Copy the records below line by line, keeping every character unchanged.

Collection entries
---------------
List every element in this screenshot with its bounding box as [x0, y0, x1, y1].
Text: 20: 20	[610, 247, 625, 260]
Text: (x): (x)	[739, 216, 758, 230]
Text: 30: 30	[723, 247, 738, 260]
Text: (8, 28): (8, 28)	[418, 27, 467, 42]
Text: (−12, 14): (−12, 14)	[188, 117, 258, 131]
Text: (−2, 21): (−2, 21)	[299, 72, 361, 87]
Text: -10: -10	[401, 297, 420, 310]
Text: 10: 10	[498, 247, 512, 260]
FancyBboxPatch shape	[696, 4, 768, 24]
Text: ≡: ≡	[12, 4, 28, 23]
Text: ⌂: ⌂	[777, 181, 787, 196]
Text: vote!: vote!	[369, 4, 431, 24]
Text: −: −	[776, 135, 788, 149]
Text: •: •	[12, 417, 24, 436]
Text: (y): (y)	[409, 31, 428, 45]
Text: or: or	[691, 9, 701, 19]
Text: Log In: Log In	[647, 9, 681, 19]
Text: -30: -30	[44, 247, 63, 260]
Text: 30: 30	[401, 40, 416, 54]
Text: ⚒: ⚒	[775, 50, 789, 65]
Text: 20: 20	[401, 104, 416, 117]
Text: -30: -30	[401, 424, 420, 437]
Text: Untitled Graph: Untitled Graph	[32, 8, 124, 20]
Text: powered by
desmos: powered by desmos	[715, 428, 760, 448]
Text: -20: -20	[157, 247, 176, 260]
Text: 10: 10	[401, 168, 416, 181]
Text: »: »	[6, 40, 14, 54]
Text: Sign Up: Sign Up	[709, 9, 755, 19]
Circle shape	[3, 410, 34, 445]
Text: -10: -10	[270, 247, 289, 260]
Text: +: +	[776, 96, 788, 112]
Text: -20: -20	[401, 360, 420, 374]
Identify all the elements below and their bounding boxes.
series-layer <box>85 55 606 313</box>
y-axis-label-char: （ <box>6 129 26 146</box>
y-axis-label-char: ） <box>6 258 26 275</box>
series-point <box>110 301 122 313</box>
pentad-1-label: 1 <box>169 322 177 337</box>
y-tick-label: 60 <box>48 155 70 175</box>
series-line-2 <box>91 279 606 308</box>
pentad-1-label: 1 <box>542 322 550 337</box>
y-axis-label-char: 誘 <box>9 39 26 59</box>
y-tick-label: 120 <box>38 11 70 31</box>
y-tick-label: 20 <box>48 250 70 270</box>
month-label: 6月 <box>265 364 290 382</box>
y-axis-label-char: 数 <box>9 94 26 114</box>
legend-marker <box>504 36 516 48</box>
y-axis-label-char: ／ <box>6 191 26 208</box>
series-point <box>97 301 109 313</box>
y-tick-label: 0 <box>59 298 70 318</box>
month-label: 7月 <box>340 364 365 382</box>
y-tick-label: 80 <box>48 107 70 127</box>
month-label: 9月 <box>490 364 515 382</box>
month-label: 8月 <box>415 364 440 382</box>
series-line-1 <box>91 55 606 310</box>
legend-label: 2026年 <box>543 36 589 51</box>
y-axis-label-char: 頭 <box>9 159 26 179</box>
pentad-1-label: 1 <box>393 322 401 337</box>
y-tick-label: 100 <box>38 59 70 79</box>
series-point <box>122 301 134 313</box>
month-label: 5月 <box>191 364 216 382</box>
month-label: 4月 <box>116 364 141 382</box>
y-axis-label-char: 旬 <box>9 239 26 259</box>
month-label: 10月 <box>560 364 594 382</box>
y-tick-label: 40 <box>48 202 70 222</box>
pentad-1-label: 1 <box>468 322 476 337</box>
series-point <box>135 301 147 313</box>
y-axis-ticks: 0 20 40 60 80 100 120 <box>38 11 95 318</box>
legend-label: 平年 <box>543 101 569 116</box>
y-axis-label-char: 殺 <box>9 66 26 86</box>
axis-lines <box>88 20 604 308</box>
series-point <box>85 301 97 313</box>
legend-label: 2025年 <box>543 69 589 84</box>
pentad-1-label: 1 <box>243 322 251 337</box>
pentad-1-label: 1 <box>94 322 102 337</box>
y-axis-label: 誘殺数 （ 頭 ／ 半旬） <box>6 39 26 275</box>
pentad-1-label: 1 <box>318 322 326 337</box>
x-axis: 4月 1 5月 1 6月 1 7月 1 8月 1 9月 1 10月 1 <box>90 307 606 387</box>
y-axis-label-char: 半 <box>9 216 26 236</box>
---------------
**Result for this exercise**.
List every element in this screenshot with its bounding box as [x0, y0, x1, y1].
Text: 20: 20	[610, 247, 625, 260]
Text: (x): (x)	[739, 216, 758, 230]
Text: 30: 30	[723, 247, 738, 260]
Text: (8, 28): (8, 28)	[418, 27, 467, 42]
Text: (−12, 14): (−12, 14)	[188, 117, 258, 131]
Text: (−2, 21): (−2, 21)	[299, 72, 361, 87]
Text: -10: -10	[401, 297, 420, 310]
Text: 10: 10	[498, 247, 512, 260]
FancyBboxPatch shape	[696, 4, 768, 24]
Text: ≡: ≡	[12, 4, 28, 23]
Text: ⌂: ⌂	[777, 181, 787, 196]
Text: vote!: vote!	[369, 4, 431, 24]
Text: −: −	[776, 135, 788, 149]
Text: •: •	[12, 417, 24, 436]
Text: (y): (y)	[409, 31, 428, 45]
Text: or: or	[691, 9, 701, 19]
Text: Log In: Log In	[647, 9, 681, 19]
Text: -30: -30	[44, 247, 63, 260]
Text: 30: 30	[401, 40, 416, 54]
Text: ⚒: ⚒	[775, 50, 789, 65]
Text: 20: 20	[401, 104, 416, 117]
Text: -30: -30	[401, 424, 420, 437]
Text: Untitled Graph: Untitled Graph	[32, 8, 124, 20]
Text: powered by
desmos: powered by desmos	[715, 428, 760, 448]
Text: -20: -20	[157, 247, 176, 260]
Text: 10: 10	[401, 168, 416, 181]
Text: »: »	[6, 40, 14, 54]
Text: Sign Up: Sign Up	[709, 9, 755, 19]
Circle shape	[3, 410, 34, 445]
Text: -10: -10	[270, 247, 289, 260]
Text: +: +	[776, 96, 788, 112]
Text: -20: -20	[401, 360, 420, 374]
Identify all the elements below and their bounding boxes.
series-layer <box>85 55 606 313</box>
y-axis-label-char: （ <box>6 129 26 146</box>
y-axis-label-char: ） <box>6 258 26 275</box>
series-point <box>110 301 122 313</box>
pentad-1-label: 1 <box>169 322 177 337</box>
y-tick-label: 60 <box>48 155 70 175</box>
series-line-2 <box>91 279 606 308</box>
pentad-1-label: 1 <box>542 322 550 337</box>
y-axis-label-char: 誘 <box>9 39 26 59</box>
y-tick-label: 120 <box>38 11 70 31</box>
y-tick-label: 20 <box>48 250 70 270</box>
month-label: 6月 <box>265 364 290 382</box>
y-axis-label-char: 数 <box>9 94 26 114</box>
legend-marker <box>504 36 516 48</box>
y-axis-label-char: ／ <box>6 191 26 208</box>
series-point <box>97 301 109 313</box>
y-tick-label: 0 <box>59 298 70 318</box>
month-label: 7月 <box>340 364 365 382</box>
y-tick-label: 80 <box>48 107 70 127</box>
month-label: 9月 <box>490 364 515 382</box>
month-label: 8月 <box>415 364 440 382</box>
series-line-1 <box>91 55 606 310</box>
legend-label: 2026年 <box>543 36 589 51</box>
y-axis-label-char: 頭 <box>9 159 26 179</box>
pentad-1-label: 1 <box>393 322 401 337</box>
y-tick-label: 100 <box>38 59 70 79</box>
series-point <box>122 301 134 313</box>
month-label: 5月 <box>191 364 216 382</box>
month-label: 4月 <box>116 364 141 382</box>
y-axis-label-char: 旬 <box>9 239 26 259</box>
month-label: 10月 <box>560 364 594 382</box>
y-tick-label: 40 <box>48 202 70 222</box>
pentad-1-label: 1 <box>468 322 476 337</box>
series-point <box>135 301 147 313</box>
y-axis-ticks: 0 20 40 60 80 100 120 <box>38 11 95 318</box>
legend-label: 平年 <box>543 101 569 116</box>
y-axis-label-char: 殺 <box>9 66 26 86</box>
axis-lines <box>88 20 604 308</box>
series-point <box>85 301 97 313</box>
legend-label: 2025年 <box>543 69 589 84</box>
pentad-1-label: 1 <box>243 322 251 337</box>
pentad-1-label: 1 <box>94 322 102 337</box>
y-axis-label: 誘殺数 （ 頭 ／ 半旬） <box>6 39 26 275</box>
pentad-1-label: 1 <box>318 322 326 337</box>
x-axis: 4月 1 5月 1 6月 1 7月 1 8月 1 9月 1 10月 1 <box>90 307 606 387</box>
y-axis-label-char: 半 <box>9 216 26 236</box>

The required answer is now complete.